▸ DIRECTIONS FOR THIS TASK:
Search the material below for the word "WELCOMES". Copy every line that has it.

▸ SUPPLIED DATA:
________
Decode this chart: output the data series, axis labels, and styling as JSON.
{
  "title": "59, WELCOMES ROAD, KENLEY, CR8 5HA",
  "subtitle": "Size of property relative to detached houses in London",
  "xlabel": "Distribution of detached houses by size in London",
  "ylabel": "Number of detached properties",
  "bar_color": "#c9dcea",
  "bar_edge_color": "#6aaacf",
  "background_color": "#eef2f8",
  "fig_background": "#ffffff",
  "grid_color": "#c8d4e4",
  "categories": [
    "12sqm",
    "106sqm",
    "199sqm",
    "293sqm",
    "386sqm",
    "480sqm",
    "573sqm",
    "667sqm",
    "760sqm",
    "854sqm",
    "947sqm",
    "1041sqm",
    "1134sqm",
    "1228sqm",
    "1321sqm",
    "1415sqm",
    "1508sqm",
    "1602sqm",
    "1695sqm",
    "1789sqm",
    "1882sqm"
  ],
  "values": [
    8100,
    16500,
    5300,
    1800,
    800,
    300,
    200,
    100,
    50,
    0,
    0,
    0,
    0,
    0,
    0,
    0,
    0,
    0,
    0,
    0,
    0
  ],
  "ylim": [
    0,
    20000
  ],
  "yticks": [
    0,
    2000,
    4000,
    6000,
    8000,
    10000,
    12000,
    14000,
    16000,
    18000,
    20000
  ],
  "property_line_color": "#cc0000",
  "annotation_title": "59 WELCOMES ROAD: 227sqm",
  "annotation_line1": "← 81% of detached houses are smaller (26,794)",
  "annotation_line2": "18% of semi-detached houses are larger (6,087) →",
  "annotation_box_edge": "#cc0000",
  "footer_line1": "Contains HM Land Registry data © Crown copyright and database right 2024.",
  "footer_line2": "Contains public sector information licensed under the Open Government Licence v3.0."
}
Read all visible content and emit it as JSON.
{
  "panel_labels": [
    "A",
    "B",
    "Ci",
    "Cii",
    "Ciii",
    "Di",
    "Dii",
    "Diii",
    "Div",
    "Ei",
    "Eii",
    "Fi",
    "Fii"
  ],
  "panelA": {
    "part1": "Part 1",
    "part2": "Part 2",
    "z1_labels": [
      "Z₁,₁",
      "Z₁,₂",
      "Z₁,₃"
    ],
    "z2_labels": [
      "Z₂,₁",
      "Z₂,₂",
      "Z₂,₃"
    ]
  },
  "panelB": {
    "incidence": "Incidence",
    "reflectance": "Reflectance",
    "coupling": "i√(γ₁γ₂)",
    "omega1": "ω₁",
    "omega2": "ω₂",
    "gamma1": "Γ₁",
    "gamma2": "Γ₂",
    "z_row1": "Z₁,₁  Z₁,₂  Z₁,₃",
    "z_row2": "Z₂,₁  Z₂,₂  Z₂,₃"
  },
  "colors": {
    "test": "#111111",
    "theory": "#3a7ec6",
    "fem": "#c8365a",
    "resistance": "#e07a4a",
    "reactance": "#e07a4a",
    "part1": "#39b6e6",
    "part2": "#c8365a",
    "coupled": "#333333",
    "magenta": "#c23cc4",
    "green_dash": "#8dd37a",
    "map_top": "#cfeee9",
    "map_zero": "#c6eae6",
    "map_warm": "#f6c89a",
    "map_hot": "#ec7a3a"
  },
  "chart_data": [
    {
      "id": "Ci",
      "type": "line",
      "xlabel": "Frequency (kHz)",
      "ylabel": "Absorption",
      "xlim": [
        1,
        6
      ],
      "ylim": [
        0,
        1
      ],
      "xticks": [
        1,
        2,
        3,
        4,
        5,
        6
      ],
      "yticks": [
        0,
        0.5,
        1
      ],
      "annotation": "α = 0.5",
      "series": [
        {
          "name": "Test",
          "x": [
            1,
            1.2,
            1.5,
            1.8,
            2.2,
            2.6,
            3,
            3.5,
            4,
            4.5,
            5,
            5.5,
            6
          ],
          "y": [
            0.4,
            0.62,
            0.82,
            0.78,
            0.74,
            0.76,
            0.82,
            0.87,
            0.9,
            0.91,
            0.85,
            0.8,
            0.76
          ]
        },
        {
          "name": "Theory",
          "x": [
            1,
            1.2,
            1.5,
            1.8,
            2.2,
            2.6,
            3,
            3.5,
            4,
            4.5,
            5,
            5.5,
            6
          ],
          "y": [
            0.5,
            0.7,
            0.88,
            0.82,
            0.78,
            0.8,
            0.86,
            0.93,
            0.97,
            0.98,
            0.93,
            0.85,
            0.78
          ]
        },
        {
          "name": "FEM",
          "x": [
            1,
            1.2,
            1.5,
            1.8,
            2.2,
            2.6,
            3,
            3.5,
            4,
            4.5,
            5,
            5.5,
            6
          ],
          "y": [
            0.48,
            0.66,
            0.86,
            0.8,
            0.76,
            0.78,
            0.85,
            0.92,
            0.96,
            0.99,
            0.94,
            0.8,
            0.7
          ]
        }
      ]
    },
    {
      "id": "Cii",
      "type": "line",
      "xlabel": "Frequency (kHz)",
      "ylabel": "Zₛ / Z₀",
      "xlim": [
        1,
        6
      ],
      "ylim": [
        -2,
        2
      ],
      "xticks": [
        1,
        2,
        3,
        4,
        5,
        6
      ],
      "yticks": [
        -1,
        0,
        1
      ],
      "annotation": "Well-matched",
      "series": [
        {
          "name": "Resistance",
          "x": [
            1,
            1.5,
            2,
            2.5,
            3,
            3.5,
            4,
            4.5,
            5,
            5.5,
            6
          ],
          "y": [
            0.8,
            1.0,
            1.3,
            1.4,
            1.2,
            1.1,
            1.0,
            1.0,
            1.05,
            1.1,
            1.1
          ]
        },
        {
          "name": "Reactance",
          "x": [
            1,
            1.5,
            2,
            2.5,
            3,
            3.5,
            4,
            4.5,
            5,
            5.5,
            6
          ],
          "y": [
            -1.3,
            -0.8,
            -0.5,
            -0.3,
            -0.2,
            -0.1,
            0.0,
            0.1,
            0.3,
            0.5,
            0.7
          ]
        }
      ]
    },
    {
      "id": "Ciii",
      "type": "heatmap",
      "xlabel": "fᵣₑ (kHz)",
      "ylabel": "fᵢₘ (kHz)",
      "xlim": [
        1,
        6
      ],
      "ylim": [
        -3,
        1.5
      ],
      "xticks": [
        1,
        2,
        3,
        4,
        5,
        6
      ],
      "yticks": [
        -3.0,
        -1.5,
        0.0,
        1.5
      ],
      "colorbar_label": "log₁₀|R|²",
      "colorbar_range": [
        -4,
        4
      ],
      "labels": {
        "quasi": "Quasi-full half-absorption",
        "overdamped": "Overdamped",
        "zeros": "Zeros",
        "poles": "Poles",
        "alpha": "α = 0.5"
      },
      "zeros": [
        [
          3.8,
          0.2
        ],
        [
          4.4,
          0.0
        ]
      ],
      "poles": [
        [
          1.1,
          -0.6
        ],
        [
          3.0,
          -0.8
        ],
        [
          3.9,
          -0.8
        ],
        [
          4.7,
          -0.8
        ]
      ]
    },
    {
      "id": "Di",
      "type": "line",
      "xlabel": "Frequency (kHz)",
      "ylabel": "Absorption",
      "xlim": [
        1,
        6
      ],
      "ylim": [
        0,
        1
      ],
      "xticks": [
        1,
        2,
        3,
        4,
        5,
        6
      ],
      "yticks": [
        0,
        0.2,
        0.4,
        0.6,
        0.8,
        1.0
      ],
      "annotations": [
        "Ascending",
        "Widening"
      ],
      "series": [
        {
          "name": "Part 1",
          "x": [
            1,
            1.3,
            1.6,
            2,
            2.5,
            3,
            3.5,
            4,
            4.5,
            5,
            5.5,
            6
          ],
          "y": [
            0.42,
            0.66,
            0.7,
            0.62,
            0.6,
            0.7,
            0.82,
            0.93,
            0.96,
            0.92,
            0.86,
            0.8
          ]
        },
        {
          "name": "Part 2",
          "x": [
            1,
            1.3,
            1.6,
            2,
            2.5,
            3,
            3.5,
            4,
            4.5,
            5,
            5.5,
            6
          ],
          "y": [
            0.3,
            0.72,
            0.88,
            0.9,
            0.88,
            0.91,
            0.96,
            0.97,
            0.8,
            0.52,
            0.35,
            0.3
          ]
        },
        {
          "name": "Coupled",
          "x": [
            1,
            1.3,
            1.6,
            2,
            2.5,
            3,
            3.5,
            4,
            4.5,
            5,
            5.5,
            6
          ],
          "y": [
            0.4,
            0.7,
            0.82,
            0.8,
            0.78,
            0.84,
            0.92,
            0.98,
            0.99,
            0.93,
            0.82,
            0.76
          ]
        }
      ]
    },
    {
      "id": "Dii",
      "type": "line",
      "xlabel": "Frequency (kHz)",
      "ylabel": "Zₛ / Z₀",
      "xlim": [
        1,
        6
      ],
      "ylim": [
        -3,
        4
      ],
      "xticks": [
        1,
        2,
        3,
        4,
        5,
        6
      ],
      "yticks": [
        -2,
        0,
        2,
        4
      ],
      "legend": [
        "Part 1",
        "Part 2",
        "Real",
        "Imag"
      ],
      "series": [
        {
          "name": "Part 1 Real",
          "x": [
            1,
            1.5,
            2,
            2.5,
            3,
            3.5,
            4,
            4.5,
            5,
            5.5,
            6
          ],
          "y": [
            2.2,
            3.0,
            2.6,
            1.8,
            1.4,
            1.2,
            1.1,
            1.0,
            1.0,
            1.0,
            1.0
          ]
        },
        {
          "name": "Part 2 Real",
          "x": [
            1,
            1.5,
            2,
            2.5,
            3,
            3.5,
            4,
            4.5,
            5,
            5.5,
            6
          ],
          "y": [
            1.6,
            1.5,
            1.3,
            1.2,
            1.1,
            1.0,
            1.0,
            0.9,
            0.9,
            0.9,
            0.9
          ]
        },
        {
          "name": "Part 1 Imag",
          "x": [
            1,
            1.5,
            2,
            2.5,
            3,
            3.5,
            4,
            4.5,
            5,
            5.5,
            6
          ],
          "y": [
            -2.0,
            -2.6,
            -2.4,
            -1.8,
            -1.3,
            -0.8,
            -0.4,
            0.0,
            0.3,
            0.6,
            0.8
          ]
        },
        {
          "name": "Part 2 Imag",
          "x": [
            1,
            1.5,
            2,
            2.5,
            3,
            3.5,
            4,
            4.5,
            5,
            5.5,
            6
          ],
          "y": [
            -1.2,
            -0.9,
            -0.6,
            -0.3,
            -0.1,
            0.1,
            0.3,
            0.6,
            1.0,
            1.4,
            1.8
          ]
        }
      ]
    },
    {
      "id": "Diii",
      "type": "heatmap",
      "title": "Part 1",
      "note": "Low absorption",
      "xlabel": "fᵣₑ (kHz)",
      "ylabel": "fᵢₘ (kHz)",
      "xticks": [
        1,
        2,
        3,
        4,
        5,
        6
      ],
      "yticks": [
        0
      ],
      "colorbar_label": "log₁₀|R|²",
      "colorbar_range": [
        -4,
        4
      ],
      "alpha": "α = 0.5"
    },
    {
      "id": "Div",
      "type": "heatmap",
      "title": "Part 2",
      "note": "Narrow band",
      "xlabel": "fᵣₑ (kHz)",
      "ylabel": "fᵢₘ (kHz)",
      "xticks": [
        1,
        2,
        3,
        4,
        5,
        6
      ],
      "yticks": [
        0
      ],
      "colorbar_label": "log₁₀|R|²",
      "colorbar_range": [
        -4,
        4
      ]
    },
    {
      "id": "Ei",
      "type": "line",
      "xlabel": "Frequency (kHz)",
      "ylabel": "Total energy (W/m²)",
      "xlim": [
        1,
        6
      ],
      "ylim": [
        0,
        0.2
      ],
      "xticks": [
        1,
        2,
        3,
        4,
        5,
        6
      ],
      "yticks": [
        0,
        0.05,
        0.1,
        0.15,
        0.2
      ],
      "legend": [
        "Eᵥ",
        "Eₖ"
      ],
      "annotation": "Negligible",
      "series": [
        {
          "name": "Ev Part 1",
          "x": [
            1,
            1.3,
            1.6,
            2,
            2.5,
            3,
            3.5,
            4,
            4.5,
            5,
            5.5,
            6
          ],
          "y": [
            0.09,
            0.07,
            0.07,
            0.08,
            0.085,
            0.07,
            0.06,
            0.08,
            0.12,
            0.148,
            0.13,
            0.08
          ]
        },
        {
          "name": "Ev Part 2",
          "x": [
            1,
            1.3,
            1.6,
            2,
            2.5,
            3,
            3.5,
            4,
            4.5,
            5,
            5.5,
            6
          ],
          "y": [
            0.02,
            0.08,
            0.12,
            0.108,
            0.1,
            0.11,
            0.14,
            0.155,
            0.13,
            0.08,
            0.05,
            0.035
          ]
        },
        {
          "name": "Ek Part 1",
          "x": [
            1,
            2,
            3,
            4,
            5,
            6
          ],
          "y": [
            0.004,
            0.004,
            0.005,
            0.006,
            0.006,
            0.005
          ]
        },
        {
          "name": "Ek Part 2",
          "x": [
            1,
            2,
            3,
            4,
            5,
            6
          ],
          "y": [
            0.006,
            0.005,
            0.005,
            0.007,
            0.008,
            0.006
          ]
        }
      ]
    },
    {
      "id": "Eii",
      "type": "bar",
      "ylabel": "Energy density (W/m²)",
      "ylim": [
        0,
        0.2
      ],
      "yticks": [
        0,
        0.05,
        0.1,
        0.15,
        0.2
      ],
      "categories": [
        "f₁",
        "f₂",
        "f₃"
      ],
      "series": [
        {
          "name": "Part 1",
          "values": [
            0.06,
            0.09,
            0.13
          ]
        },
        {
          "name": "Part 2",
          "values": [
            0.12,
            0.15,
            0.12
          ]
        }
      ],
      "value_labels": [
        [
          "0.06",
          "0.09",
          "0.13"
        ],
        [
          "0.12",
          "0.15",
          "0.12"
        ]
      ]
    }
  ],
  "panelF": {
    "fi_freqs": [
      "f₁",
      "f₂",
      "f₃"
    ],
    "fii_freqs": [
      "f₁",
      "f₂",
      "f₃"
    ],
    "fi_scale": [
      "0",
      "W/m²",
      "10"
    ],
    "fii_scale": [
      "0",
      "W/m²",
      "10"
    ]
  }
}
________
▸ TASK RESPONSE:
  "title": "59, WELCOMES ROAD, KENLEY, CR8 5HA",
  "annotation_title": "59 WELCOMES ROAD: 227sqm",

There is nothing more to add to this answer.